> [Exercise]: Find each line in the following listing that has the string "closes", then state the count and nothing else.

** START **

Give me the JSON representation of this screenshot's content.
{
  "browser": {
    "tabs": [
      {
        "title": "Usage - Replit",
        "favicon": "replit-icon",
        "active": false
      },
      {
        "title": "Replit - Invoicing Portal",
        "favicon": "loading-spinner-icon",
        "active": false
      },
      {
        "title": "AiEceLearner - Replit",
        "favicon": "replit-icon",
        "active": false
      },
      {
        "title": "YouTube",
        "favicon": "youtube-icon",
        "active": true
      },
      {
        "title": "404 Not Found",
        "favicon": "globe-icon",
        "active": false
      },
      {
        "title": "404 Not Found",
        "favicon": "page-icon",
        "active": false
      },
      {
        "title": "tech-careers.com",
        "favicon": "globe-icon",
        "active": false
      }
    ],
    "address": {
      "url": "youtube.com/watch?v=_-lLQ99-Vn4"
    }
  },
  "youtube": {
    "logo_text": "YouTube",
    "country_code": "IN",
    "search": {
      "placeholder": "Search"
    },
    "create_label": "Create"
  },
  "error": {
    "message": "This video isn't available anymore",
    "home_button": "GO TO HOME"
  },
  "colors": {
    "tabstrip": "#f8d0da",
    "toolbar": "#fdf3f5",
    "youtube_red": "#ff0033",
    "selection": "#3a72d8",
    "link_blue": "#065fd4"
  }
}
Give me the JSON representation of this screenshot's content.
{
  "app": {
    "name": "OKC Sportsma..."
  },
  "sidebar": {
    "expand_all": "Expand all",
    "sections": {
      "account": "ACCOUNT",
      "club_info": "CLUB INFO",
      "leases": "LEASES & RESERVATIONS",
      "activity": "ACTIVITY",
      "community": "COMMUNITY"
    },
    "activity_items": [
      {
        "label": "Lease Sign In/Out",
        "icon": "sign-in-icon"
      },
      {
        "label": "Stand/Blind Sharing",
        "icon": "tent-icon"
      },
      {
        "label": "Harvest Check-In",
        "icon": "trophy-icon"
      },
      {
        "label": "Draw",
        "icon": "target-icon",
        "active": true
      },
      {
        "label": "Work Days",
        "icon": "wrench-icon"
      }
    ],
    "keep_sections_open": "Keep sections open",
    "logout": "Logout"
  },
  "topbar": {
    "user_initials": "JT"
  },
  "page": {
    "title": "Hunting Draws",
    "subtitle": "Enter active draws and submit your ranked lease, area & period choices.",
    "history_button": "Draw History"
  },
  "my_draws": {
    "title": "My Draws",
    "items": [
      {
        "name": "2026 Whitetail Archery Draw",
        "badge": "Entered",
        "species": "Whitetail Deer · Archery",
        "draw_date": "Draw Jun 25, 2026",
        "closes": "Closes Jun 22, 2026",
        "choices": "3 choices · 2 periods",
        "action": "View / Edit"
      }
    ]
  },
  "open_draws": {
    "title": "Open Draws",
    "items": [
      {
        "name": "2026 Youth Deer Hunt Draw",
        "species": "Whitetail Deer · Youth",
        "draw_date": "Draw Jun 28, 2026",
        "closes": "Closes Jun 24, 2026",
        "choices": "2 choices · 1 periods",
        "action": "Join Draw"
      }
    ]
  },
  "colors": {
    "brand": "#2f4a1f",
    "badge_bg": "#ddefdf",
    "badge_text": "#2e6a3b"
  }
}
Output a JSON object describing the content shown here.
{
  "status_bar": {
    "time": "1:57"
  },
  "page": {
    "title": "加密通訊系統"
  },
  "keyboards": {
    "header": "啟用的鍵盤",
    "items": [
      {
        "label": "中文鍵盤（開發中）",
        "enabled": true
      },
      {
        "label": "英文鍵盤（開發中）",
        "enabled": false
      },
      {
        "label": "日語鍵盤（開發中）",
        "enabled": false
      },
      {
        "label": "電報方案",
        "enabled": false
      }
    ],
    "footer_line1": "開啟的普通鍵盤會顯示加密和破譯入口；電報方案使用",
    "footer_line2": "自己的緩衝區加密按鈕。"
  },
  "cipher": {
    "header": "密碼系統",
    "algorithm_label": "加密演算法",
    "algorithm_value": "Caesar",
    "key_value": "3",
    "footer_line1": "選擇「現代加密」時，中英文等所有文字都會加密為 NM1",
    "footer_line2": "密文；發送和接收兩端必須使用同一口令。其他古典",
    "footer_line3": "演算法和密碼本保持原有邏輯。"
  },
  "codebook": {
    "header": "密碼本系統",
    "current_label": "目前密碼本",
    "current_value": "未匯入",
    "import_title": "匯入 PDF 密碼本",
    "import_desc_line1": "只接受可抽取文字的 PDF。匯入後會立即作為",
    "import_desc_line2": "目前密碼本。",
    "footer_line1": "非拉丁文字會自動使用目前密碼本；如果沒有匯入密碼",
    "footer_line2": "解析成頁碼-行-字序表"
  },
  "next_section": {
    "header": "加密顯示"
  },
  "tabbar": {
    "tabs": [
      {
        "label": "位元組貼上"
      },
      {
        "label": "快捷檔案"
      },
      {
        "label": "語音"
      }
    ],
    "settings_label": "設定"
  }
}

** END **

> [Solution for this exercise]: 2